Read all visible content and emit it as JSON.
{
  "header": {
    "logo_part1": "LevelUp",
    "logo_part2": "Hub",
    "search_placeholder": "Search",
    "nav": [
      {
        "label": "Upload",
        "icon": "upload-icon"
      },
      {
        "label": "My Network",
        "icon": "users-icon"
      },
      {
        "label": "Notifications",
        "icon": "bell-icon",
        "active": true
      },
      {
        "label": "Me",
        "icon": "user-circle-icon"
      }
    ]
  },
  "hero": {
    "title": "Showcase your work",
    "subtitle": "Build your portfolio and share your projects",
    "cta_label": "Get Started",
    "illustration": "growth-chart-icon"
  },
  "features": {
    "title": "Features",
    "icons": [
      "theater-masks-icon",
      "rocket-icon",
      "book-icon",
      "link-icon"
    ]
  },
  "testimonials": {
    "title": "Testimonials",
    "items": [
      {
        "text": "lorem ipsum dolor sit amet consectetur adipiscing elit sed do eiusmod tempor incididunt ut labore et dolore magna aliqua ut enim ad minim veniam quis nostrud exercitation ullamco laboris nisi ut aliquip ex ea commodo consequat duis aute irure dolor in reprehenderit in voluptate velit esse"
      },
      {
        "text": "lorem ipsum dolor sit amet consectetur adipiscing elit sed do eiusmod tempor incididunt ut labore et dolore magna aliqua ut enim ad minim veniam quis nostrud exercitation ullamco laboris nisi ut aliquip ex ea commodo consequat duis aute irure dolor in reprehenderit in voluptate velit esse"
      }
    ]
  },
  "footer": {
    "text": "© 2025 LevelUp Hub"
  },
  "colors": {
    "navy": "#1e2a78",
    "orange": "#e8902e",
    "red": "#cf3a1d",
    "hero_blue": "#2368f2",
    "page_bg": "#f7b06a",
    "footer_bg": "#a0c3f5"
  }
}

####################

_YOUR TASK:_ Each line of the listing should be echoed back exactly.

_WRITTEN RESPONSE:_
Read all visible content and emit it as JSON.
{
  "header": {
    "logo_part1": "LevelUp",
    "logo_part2": "Hub",
    "search_placeholder": "Search",
    "nav": [
      {
        "label": "Upload",
        "icon": "upload-icon"
      },
      {
        "label": "My Network",
        "icon": "users-icon"
      },
      {
        "label": "Notifications",
        "icon": "bell-icon",
        "active": true
      },
      {
        "label": "Me",
        "icon": "user-circle-icon"
      }
    ]
  },
  "hero": {
    "title": "Showcase your work",
    "subtitle": "Build your portfolio and share your projects",
    "cta_label": "Get Started",
    "illustration": "growth-chart-icon"
  },
  "features": {
    "title": "Features",
    "icons": [
      "theater-masks-icon",
      "rocket-icon",
      "book-icon",
      "link-icon"
    ]
  },
  "testimonials": {
    "title": "Testimonials",
    "items": [
      {
        "text": "lorem ipsum dolor sit amet consectetur adipiscing elit sed do eiusmod tempor incididunt ut labore et dolore magna aliqua ut enim ad minim veniam quis nostrud exercitation ullamco laboris nisi ut aliquip ex ea commodo consequat duis aute irure dolor in reprehenderit in voluptate velit esse"
      },
      {
        "text": "lorem ipsum dolor sit amet consectetur adipiscing elit sed do eiusmod tempor incididunt ut labore et dolore magna aliqua ut enim ad minim veniam quis nostrud exercitation ullamco laboris nisi ut aliquip ex ea commodo consequat duis aute irure dolor in reprehenderit in voluptate velit esse"
      }
    ]
  },
  "footer": {
    "text": "© 2025 LevelUp Hub"
  },
  "colors": {
    "navy": "#1e2a78",
    "orange": "#e8902e",
    "red": "#cf3a1d",
    "hero_blue": "#2368f2",
    "page_bg": "#f7b06a",
    "footer_bg": "#a0c3f5"
  }
}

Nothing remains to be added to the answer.